--- start Records to use ---

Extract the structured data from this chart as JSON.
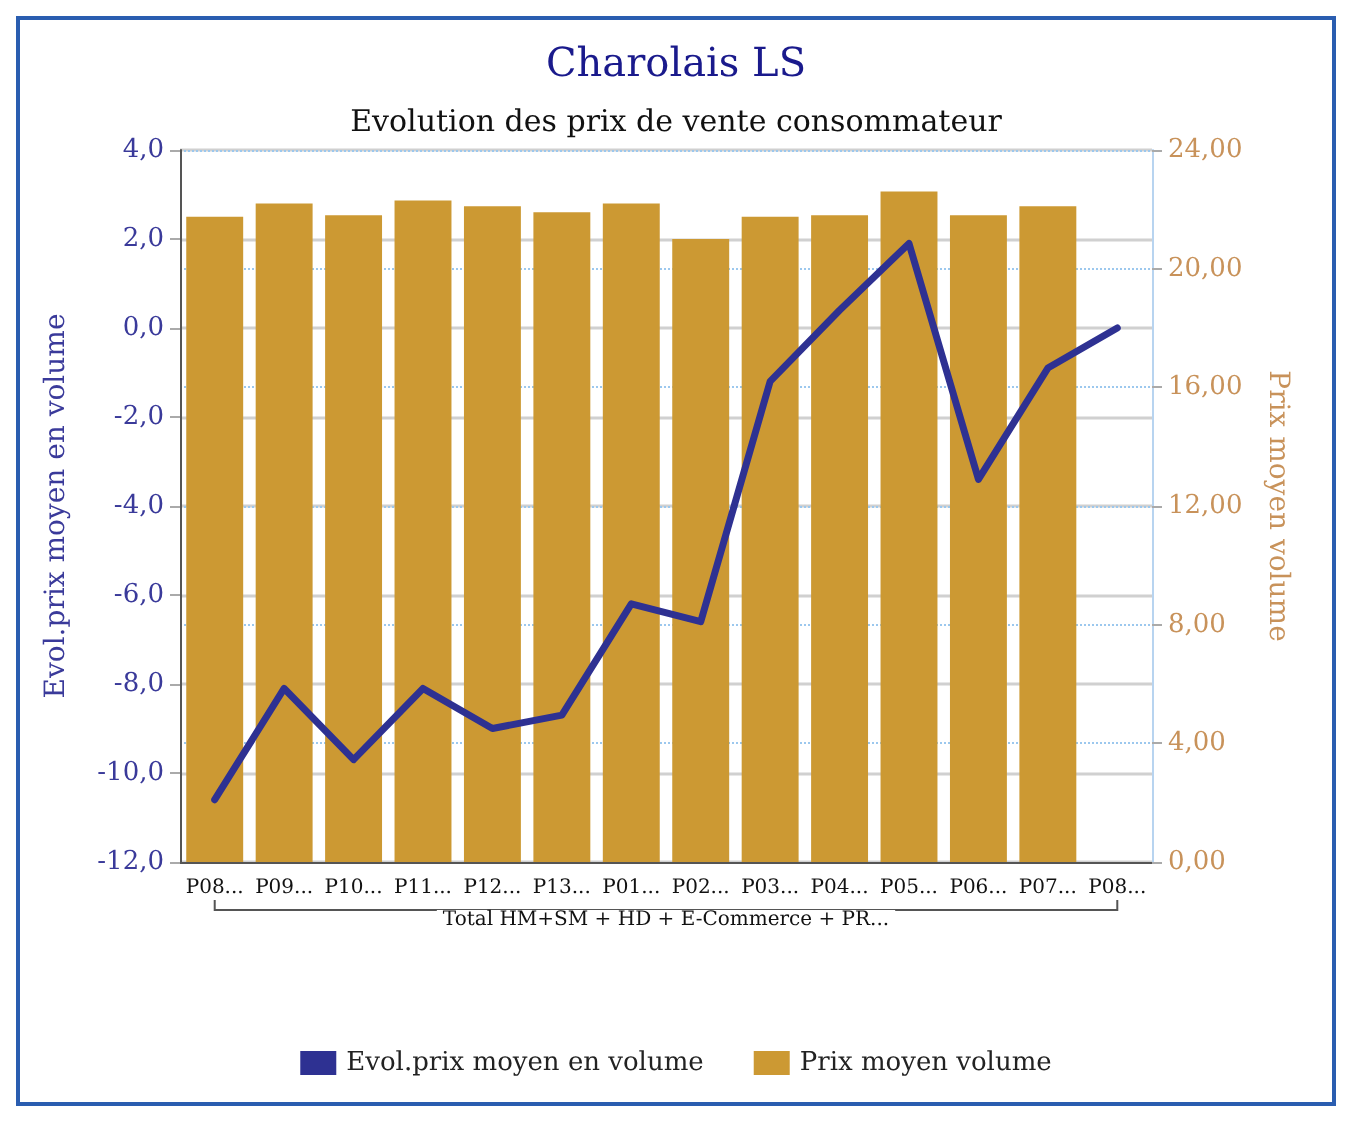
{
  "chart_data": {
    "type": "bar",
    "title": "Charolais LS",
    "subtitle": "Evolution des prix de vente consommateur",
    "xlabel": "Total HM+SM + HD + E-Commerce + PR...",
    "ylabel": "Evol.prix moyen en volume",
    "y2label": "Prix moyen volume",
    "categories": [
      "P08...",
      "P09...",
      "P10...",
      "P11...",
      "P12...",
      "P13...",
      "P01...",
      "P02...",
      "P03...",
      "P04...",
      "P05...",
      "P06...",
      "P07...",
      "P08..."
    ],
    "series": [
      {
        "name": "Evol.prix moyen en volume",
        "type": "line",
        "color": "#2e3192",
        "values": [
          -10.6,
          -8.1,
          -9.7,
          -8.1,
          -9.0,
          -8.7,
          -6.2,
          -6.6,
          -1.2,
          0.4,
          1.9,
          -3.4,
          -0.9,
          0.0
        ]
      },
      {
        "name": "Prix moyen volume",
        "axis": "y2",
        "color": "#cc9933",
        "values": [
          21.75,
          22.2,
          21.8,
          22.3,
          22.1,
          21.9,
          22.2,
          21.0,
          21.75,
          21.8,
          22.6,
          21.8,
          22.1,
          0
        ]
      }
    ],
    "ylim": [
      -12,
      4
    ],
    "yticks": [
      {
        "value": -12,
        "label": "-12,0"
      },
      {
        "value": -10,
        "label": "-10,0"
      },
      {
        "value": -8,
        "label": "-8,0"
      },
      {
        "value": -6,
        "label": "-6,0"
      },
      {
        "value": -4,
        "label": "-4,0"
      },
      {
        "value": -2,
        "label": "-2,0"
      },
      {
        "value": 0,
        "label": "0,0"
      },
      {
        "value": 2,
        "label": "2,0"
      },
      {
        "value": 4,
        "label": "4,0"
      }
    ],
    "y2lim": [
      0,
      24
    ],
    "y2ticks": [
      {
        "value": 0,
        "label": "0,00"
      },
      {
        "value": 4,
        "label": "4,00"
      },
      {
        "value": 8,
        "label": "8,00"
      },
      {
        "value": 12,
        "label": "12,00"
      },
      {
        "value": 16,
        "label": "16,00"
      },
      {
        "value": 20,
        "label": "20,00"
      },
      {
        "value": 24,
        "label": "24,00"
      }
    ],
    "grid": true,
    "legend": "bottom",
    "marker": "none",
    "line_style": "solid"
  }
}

--- end Records to use ---
--- start Records to use ---

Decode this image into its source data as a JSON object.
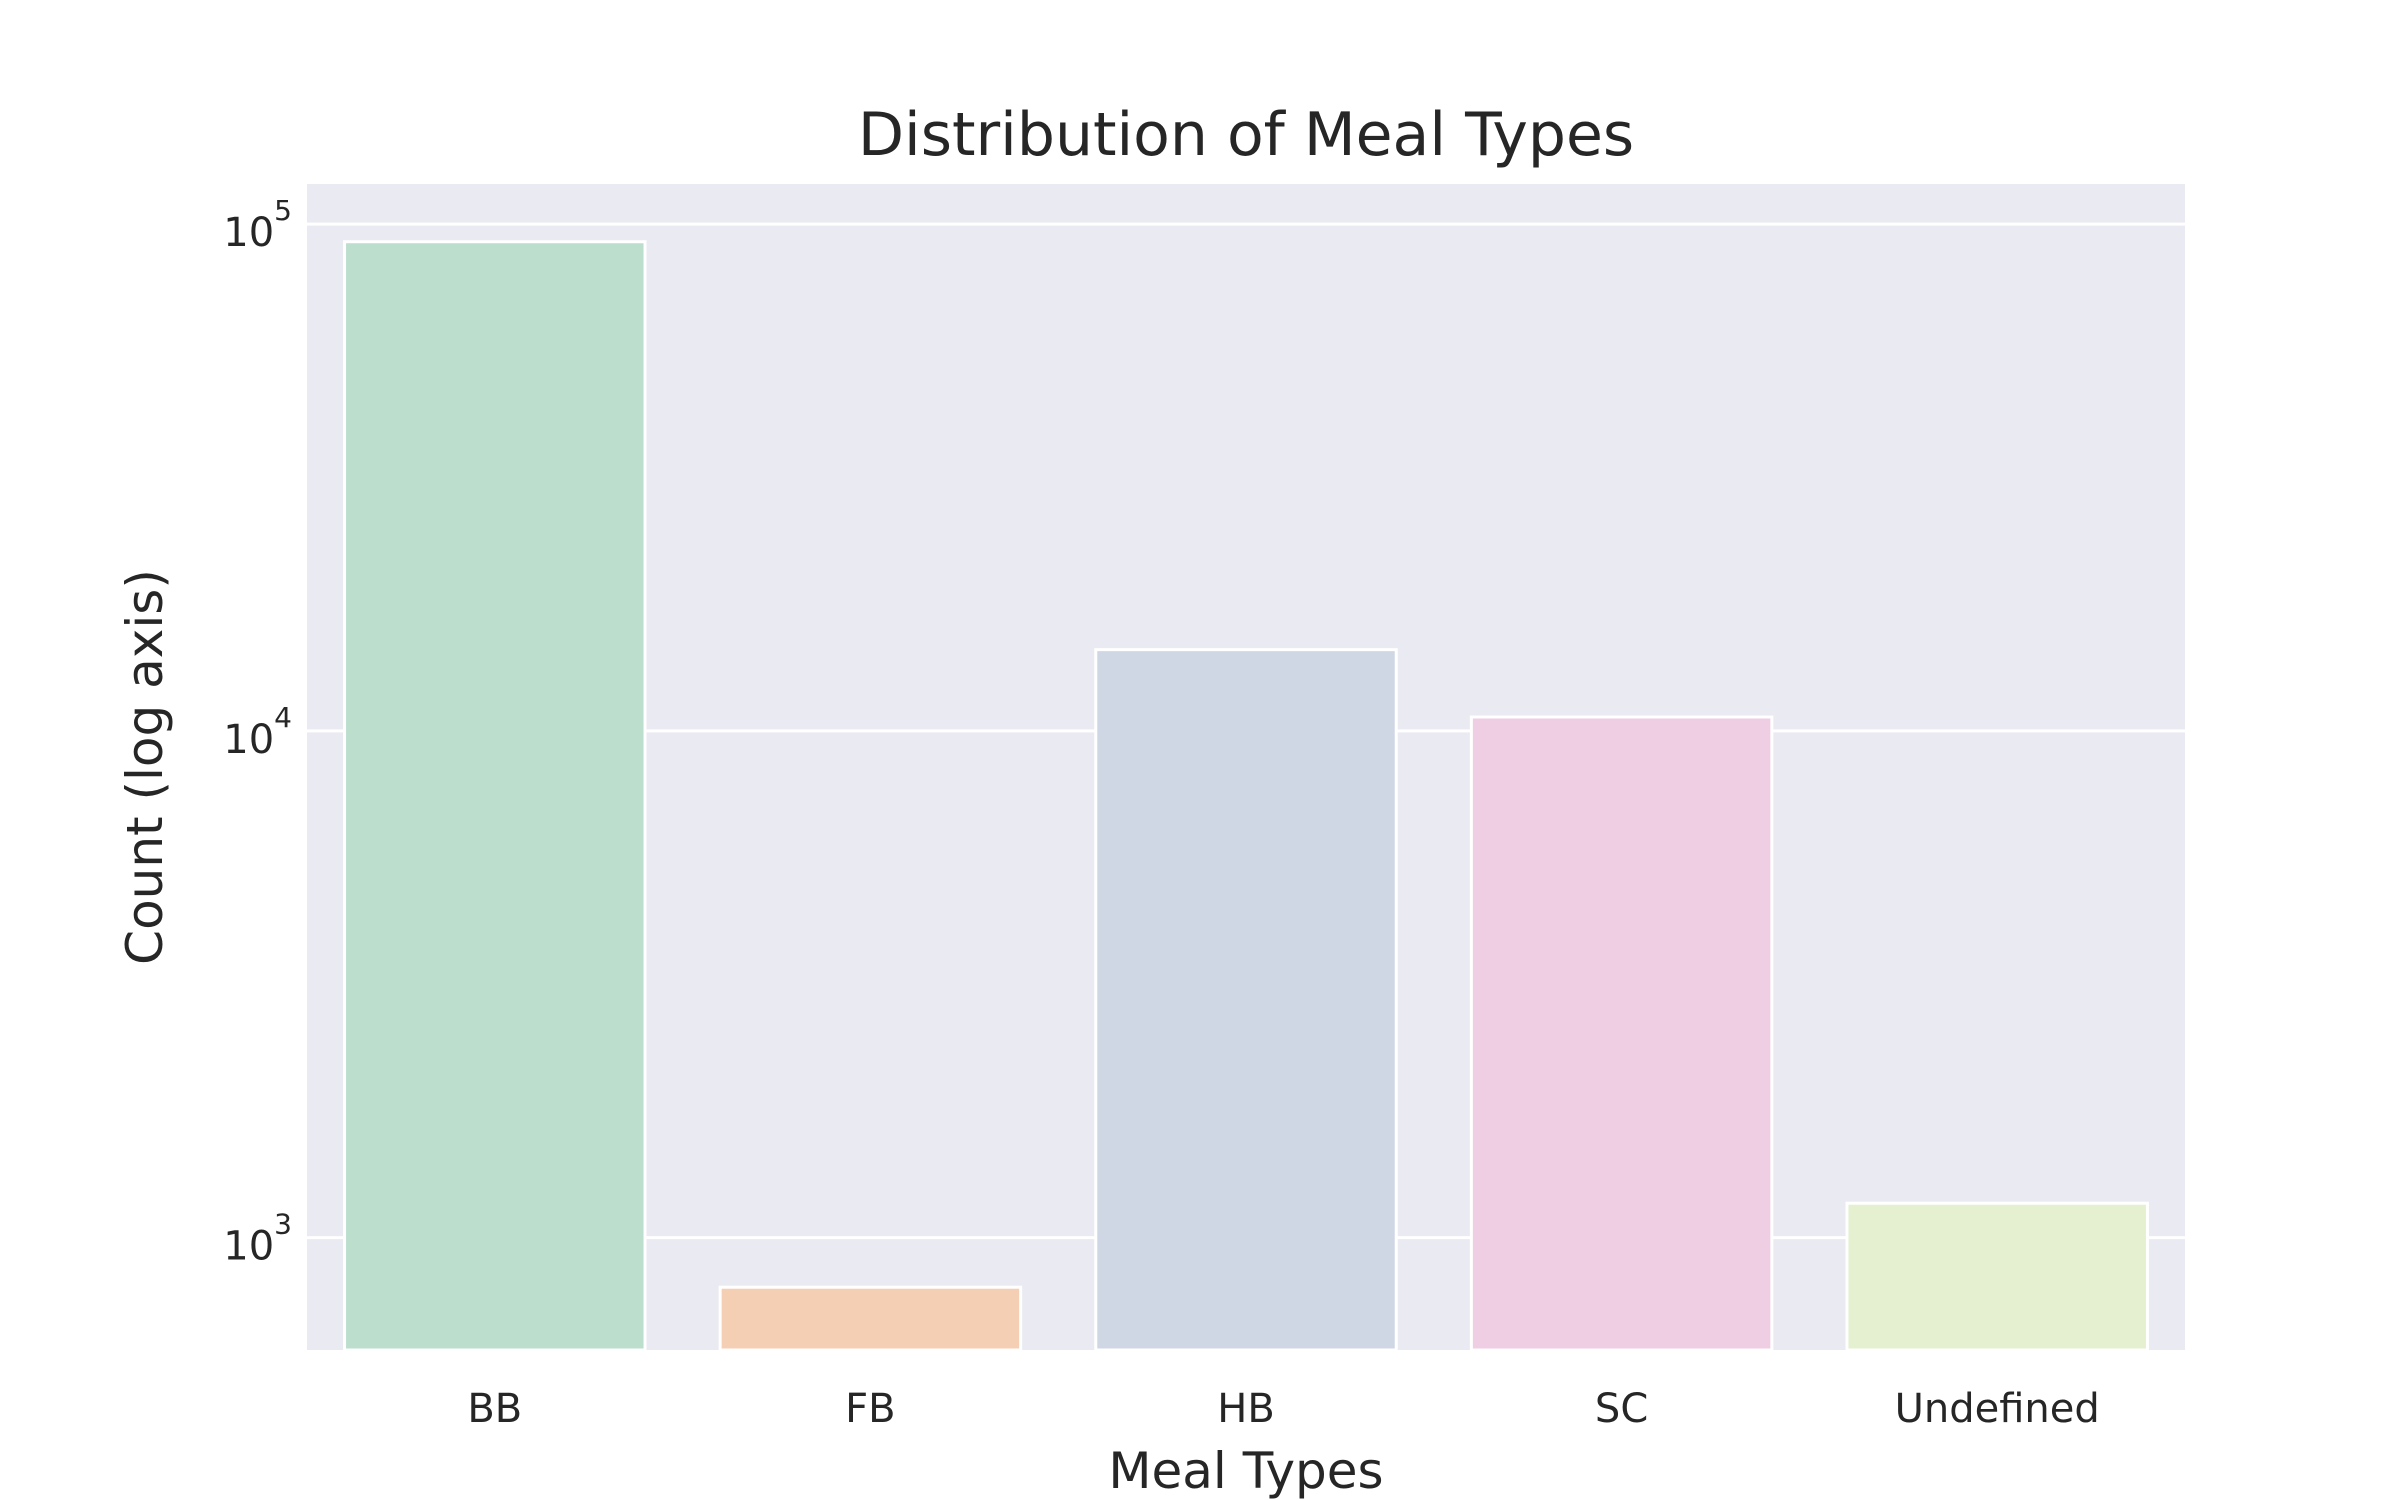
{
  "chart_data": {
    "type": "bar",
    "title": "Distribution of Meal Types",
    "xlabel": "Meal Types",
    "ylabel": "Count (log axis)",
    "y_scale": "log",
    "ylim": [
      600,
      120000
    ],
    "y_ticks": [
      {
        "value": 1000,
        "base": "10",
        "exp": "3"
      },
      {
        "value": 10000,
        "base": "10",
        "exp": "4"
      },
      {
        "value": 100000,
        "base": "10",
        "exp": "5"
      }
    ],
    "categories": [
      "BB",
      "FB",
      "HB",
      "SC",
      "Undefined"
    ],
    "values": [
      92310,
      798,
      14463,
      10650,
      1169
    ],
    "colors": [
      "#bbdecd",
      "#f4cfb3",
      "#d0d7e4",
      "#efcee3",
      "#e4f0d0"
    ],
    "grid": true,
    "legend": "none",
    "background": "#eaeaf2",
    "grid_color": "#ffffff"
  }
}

--- end Records to use ---

__Aim of the exercise__
The answer is a single number: how many lines include the word "name"?

__Result of the task__
2